**DATA LINES**
- - -

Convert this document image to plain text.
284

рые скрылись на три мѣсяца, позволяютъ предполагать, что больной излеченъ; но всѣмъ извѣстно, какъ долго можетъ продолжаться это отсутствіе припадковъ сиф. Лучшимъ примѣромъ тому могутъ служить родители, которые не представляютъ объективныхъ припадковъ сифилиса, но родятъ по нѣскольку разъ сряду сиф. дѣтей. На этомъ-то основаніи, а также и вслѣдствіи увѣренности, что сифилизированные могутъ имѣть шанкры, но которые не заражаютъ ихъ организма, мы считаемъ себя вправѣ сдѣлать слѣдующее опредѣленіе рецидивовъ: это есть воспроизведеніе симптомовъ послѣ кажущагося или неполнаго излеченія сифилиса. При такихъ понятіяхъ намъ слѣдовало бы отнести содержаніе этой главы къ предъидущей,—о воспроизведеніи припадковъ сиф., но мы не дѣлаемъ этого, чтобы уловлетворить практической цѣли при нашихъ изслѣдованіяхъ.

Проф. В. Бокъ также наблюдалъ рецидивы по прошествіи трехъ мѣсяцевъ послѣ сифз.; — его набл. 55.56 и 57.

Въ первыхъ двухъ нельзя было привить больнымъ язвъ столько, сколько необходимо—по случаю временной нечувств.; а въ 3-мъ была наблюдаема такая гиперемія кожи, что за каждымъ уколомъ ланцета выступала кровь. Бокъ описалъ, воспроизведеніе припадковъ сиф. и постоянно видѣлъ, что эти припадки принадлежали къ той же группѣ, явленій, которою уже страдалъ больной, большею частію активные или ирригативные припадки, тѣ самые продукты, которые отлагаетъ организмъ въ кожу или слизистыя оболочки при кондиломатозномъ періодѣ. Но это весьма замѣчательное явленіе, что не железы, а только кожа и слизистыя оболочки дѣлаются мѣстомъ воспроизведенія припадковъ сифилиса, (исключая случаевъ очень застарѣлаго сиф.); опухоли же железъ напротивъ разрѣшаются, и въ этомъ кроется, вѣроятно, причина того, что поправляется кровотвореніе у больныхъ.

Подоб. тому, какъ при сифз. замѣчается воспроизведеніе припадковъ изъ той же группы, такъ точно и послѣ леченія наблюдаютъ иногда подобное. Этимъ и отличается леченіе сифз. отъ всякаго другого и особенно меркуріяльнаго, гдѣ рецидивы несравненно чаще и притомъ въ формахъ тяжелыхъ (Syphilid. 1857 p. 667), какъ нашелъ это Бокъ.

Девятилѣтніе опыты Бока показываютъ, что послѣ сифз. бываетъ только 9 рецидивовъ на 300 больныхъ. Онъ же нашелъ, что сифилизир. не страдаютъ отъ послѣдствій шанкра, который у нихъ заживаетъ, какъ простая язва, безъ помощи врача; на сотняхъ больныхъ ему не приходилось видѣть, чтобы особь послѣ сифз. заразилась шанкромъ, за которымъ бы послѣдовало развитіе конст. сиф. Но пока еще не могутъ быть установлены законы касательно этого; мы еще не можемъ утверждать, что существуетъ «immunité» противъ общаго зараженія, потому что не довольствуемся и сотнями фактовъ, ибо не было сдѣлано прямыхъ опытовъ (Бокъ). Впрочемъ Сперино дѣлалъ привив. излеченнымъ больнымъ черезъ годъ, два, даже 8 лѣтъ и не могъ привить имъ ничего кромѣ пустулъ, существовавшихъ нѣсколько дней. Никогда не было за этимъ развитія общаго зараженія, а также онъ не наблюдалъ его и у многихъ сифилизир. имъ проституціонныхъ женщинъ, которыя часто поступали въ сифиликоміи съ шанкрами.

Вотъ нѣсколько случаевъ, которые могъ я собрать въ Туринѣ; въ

- - -

**DIRECTIVE**
Identify all lines in the records above with the word "случаевъ".

**WRITTEN ANSWER**
Въ первыхъ двухъ нельзя было привить больнымъ язвъ столько, сколько необходимо—по случаю временной нечувств.; а въ 3-мъ была наблюдаема такая гиперемія кожи, что за каждымъ уколомъ ланцета выступала кровь. Бокъ описалъ, воспроизведеніе припадковъ сиф. и постоянно видѣлъ, что эти припадки принадлежали къ той же группѣ, явленій, которою уже страдалъ больной, большею частію активные или ирригативные припадки, тѣ самые продукты, которые отлагаетъ организмъ въ кожу или слизистыя оболочки при кондиломатозномъ періодѣ. Но это весьма замѣчательное явленіе, что не железы, а только кожа и слизистыя оболочки дѣлаются мѣстомъ воспроизведенія припадковъ сифилиса, (исключая случаевъ очень застарѣлаго сиф.); опухоли же железъ напротивъ разрѣшаются, и въ этомъ кроется, вѣроятно, причина того, что поправляется кровотвореніе у больныхъ.
Вотъ нѣсколько случаевъ, которые могъ я собрать въ Туринѣ; въ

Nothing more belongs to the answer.